*Short problem:* Make an exact copy of all the records.

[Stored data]

================================

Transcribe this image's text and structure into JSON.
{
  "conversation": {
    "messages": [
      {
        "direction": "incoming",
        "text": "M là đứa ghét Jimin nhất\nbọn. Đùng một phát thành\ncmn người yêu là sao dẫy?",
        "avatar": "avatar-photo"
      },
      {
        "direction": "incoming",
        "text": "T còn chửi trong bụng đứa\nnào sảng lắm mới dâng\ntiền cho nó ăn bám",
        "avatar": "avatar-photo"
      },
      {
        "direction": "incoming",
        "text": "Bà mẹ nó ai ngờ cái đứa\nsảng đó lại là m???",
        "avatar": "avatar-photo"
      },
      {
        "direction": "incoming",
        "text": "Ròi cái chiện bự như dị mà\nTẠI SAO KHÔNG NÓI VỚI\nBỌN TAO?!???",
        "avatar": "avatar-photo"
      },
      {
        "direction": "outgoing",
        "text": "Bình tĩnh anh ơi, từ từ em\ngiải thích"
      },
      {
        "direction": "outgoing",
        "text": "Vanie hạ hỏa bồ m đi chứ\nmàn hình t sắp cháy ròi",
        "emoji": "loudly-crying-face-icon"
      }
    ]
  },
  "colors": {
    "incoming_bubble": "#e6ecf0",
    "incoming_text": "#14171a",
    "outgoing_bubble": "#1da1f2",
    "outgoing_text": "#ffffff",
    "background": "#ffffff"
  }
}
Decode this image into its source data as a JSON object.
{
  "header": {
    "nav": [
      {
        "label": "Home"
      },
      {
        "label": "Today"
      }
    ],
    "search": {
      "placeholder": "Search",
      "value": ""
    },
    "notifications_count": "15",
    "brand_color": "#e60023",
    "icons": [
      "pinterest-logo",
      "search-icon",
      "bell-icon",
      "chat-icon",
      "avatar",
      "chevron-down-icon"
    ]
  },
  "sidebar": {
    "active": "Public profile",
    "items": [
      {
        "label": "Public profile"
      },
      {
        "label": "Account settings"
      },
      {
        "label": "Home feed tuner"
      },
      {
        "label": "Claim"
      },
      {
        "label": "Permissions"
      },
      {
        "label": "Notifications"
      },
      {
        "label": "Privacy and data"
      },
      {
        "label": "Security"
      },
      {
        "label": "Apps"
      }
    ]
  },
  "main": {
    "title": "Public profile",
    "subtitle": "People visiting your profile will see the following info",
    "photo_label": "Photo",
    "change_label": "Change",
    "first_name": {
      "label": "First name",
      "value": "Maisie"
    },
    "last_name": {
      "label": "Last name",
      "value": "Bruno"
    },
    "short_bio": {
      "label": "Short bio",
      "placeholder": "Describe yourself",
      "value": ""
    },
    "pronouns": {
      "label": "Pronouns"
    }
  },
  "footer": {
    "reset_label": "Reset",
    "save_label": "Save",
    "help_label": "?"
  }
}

================================

*Completed exercise:*
Transcribe this image's text and structure into JSON.
{
  "conversation": {
    "messages": [
      {
        "direction": "incoming",
        "text": "M là đứa ghét Jimin nhất\nbọn. Đùng một phát thành\ncmn người yêu là sao dẫy?",
        "avatar": "avatar-photo"
      },
      {
        "direction": "incoming",
        "text": "T còn chửi trong bụng đứa\nnào sảng lắm mới dâng\ntiền cho nó ăn bám",
        "avatar": "avatar-photo"
      },
      {
        "direction": "incoming",
        "text": "Bà mẹ nó ai ngờ cái đứa\nsảng đó lại là m???",
        "avatar": "avatar-photo"
      },
      {
        "direction": "incoming",
        "text": "Ròi cái chiện bự như dị mà\nTẠI SAO KHÔNG NÓI VỚI\nBỌN TAO?!???",
        "avatar": "avatar-photo"
      },
      {
        "direction": "outgoing",
        "text": "Bình tĩnh anh ơi, từ từ em\ngiải thích"
      },
      {
        "direction": "outgoing",
        "text": "Vanie hạ hỏa bồ m đi chứ\nmàn hình t sắp cháy ròi",
        "emoji": "loudly-crying-face-icon"
      }
    ]
  },
  "colors": {
    "incoming_bubble": "#e6ecf0",
    "incoming_text": "#14171a",
    "outgoing_bubble": "#1da1f2",
    "outgoing_text": "#ffffff",
    "background": "#ffffff"
  }
}
Decode this image into its source data as a JSON object.
{
  "header": {
    "nav": [
      {
        "label": "Home"
      },
      {
        "label": "Today"
      }
    ],
    "search": {
      "placeholder": "Search",
      "value": ""
    },
    "notifications_count": "15",
    "brand_color": "#e60023",
    "icons": [
      "pinterest-logo",
      "search-icon",
      "bell-icon",
      "chat-icon",
      "avatar",
      "chevron-down-icon"
    ]
  },
  "sidebar": {
    "active": "Public profile",
    "items": [
      {
        "label": "Public profile"
      },
      {
        "label": "Account settings"
      },
      {
        "label": "Home feed tuner"
      },
      {
        "label": "Claim"
      },
      {
        "label": "Permissions"
      },
      {
        "label": "Notifications"
      },
      {
        "label": "Privacy and data"
      },
      {
        "label": "Security"
      },
      {
        "label": "Apps"
      }
    ]
  },
  "main": {
    "title": "Public profile",
    "subtitle": "People visiting your profile will see the following info",
    "photo_label": "Photo",
    "change_label": "Change",
    "first_name": {
      "label": "First name",
      "value": "Maisie"
    },
    "last_name": {
      "label": "Last name",
      "value": "Bruno"
    },
    "short_bio": {
      "label": "Short bio",
      "placeholder": "Describe yourself",
      "value": ""
    },
    "pronouns": {
      "label": "Pronouns"
    }
  },
  "footer": {
    "reset_label": "Reset",
    "save_label": "Save",
    "help_label": "?"
  }
}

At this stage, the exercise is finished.